### PROBLEM TO SOLVE
Using the records below, copy every line that holds the string "Kunden".

(Items listed in a dataset)
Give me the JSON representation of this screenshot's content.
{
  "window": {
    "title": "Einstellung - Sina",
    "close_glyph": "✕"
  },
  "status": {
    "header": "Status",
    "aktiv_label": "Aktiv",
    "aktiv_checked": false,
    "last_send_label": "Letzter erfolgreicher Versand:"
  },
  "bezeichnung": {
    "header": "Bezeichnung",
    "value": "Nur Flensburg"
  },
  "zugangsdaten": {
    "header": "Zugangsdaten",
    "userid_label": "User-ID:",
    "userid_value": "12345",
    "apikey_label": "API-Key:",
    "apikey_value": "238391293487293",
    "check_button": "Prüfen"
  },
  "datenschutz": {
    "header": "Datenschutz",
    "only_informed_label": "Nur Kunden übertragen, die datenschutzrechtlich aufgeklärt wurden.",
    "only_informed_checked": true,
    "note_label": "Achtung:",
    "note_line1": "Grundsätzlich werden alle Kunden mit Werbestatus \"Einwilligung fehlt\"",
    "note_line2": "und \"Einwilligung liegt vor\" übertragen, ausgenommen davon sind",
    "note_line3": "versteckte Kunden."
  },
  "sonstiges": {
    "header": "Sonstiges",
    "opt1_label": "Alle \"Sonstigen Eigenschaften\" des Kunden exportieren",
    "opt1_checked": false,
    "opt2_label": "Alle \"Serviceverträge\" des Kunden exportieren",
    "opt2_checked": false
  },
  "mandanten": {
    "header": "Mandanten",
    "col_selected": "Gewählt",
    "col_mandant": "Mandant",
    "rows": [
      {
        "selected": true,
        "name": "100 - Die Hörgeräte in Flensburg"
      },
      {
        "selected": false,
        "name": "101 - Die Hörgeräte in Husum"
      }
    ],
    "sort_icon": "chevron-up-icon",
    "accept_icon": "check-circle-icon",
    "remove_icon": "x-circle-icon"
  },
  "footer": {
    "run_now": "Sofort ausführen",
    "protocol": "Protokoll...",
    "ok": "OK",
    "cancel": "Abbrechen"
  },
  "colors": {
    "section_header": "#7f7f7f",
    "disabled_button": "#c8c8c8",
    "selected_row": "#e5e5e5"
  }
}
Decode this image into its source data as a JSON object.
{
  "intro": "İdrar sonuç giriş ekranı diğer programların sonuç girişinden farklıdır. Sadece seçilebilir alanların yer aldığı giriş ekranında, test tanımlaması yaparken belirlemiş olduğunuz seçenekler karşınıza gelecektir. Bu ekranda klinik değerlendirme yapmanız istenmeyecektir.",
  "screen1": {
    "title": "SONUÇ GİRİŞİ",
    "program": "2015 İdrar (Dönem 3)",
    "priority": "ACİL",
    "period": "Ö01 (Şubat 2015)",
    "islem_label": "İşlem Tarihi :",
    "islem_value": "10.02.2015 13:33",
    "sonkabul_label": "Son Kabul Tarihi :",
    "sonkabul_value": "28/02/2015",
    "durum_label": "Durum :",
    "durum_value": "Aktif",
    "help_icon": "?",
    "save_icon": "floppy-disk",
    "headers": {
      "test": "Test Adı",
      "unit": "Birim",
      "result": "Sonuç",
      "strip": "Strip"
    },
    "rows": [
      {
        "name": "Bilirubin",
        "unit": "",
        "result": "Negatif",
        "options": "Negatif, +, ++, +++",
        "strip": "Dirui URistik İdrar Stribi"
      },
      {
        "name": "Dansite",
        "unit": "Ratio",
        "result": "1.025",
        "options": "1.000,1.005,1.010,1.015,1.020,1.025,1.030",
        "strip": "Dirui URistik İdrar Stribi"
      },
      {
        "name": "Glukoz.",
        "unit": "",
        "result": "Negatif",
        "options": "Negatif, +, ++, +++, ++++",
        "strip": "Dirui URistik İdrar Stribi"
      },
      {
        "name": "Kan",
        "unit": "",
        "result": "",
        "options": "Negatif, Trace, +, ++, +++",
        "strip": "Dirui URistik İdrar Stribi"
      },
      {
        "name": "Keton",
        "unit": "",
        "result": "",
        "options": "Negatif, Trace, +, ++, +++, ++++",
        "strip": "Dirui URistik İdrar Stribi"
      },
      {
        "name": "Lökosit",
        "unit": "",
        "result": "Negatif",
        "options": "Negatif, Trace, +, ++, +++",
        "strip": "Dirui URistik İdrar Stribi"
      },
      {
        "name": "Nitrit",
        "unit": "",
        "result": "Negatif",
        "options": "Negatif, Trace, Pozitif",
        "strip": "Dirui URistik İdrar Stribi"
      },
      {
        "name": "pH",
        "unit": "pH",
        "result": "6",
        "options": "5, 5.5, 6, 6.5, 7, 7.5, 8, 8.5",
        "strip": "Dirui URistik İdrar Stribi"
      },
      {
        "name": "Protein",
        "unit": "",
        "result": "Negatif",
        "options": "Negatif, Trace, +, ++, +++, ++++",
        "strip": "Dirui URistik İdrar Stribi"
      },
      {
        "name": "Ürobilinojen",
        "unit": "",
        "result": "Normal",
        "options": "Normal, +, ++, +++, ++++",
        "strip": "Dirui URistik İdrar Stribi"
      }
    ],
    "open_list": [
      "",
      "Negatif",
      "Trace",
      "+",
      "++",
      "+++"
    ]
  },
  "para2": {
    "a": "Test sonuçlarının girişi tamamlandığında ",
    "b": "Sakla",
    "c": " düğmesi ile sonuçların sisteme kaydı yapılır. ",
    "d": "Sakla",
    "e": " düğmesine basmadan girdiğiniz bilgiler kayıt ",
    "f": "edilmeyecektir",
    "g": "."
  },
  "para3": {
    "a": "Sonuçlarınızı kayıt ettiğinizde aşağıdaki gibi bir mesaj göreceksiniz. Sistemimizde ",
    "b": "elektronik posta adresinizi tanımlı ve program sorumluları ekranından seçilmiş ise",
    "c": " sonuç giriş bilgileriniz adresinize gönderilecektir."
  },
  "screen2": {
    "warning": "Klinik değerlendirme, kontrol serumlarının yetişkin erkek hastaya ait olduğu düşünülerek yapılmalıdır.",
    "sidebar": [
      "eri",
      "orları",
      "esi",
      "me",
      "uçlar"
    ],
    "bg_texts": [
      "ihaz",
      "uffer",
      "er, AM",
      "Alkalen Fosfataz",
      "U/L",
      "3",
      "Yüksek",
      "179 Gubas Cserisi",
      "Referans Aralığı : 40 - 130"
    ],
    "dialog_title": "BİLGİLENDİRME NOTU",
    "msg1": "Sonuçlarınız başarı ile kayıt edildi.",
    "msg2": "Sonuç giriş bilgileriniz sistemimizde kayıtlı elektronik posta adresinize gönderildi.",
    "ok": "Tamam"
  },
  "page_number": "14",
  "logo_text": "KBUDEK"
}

### ANSWER SECTION
    "only_informed_label": "Nur Kunden übertragen, die datenschutzrechtlich aufgeklärt wurden.",
    "note_line1": "Grundsätzlich werden alle Kunden mit Werbestatus \"Einwilligung fehlt\"",
    "note_line3": "versteckte Kunden."
    "opt1_label": "Alle \"Sonstigen Eigenschaften\" des Kunden exportieren",
    "opt2_label": "Alle \"Serviceverträge\" des Kunden exportieren",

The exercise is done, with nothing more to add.